Copy every one of the records below word for word, keeping each line as it appears.

# [Dataset records]
┏━━

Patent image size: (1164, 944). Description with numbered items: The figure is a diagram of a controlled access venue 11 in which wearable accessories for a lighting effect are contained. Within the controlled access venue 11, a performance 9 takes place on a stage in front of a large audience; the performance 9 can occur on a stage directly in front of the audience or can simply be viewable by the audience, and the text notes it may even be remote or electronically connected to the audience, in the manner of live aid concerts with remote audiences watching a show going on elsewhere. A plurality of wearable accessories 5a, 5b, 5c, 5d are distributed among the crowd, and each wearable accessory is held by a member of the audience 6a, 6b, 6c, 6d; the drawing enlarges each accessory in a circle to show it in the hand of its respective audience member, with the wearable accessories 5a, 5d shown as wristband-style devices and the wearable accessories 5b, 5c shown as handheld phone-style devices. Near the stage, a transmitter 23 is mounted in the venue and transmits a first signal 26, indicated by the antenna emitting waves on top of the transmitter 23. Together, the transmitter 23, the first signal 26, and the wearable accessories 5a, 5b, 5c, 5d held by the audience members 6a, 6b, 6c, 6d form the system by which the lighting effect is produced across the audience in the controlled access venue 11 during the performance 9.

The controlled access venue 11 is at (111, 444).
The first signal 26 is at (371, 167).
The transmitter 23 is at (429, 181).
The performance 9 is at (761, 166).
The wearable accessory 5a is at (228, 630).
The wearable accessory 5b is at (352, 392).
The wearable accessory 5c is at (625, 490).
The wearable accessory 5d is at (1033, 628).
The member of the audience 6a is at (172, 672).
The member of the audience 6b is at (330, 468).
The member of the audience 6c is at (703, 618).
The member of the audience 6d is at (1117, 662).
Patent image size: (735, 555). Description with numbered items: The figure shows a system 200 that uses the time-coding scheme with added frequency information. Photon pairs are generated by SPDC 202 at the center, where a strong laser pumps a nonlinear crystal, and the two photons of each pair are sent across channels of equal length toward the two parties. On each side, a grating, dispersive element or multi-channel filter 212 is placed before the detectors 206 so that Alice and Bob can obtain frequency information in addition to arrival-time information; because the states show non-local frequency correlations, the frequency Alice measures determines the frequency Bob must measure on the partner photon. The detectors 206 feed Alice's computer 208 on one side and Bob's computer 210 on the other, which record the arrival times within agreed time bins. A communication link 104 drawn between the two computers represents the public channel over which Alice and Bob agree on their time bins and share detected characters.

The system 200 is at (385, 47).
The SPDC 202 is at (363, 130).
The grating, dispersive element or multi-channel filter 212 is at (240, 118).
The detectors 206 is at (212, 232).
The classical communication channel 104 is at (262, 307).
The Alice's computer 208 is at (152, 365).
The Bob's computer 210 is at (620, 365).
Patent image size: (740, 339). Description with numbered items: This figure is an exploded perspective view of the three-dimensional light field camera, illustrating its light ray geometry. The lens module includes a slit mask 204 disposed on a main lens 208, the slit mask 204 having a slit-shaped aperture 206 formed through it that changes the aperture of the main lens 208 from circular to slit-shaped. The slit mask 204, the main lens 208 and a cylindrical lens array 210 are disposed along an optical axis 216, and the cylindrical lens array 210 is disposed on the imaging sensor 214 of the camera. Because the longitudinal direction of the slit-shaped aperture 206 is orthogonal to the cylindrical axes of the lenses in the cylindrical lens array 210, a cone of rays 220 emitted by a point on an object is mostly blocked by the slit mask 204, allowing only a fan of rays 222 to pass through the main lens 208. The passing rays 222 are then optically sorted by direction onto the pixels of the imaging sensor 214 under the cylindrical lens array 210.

┗━━

# [In response]
Patent image size: (1164, 944). Description with numbered items: The figure is a diagram of a controlled access venue 11 in which wearable accessories for a lighting effect are contained. Within the controlled access venue 11, a performance 9 takes place on a stage in front of a large audience; the performance 9 can occur on a stage directly in front of the audience or can simply be viewable by the audience, and the text notes it may even be remote or electronically connected to the audience, in the manner of live aid concerts with remote audiences watching a show going on elsewhere. A plurality of wearable accessories 5a, 5b, 5c, 5d are distributed among the crowd, and each wearable accessory is held by a member of the audience 6a, 6b, 6c, 6d; the drawing enlarges each accessory in a circle to show it in the hand of its respective audience member, with the wearable accessories 5a, 5d shown as wristband-style devices and the wearable accessories 5b, 5c shown as handheld phone-style devices. Near the stage, a transmitter 23 is mounted in the venue and transmits a first signal 26, indicated by the antenna emitting waves on top of the transmitter 23. Together, the transmitter 23, the first signal 26, and the wearable accessories 5a, 5b, 5c, 5d held by the audience members 6a, 6b, 6c, 6d form the system by which the lighting effect is produced across the audience in the controlled access venue 11 during the performance 9.

The controlled access venue 11 is at (111, 444).
The first signal 26 is at (371, 167).
The transmitter 23 is at (429, 181).
The performance 9 is at (761, 166).
The wearable accessory 5a is at (228, 630).
The wearable accessory 5b is at (352, 392).
The wearable accessory 5c is at (625, 490).
The wearable accessory 5d is at (1033, 628).
The member of the audience 6a is at (172, 672).
The member of the audience 6b is at (330, 468).
The member of the audience 6c is at (703, 618).
The member of the audience 6d is at (1117, 662).
Patent image size: (735, 555). Description with numbered items: The figure shows a system 200 that uses the time-coding scheme with added frequency information. Photon pairs are generated by SPDC 202 at the center, where a strong laser pumps a nonlinear crystal, and the two photons of each pair are sent across channels of equal length toward the two parties. On each side, a grating, dispersive element or multi-channel filter 212 is placed before the detectors 206 so that Alice and Bob can obtain frequency information in addition to arrival-time information; because the states show non-local frequency correlations, the frequency Alice measures determines the frequency Bob must measure on the partner photon. The detectors 206 feed Alice's computer 208 on one side and Bob's computer 210 on the other, which record the arrival times within agreed time bins. A communication link 104 drawn between the two computers represents the public channel over which Alice and Bob agree on their time bins and share detected characters.

The system 200 is at (385, 47).
The SPDC 202 is at (363, 130).
The grating, dispersive element or multi-channel filter 212 is at (240, 118).
The detectors 206 is at (212, 232).
The classical communication channel 104 is at (262, 307).
The Alice's computer 208 is at (152, 365).
The Bob's computer 210 is at (620, 365).
Patent image size: (740, 339). Description with numbered items: This figure is an exploded perspective view of the three-dimensional light field camera, illustrating its light ray geometry. The lens module includes a slit mask 204 disposed on a main lens 208, the slit mask 204 having a slit-shaped aperture 206 formed through it that changes the aperture of the main lens 208 from circular to slit-shaped. The slit mask 204, the main lens 208 and a cylindrical lens array 210 are disposed along an optical axis 216, and the cylindrical lens array 210 is disposed on the imaging sensor 214 of the camera. Because the longitudinal direction of the slit-shaped aperture 206 is orthogonal to the cylindrical axes of the lenses in the cylindrical lens array 210, a cone of rays 220 emitted by a point on an object is mostly blocked by the slit mask 204, allowing only a fan of rays 222 to pass through the main lens 208. The passing rays 222 are then optically sorted by direction onto the pixels of the imaging sensor 214 under the cylindrical lens array 210.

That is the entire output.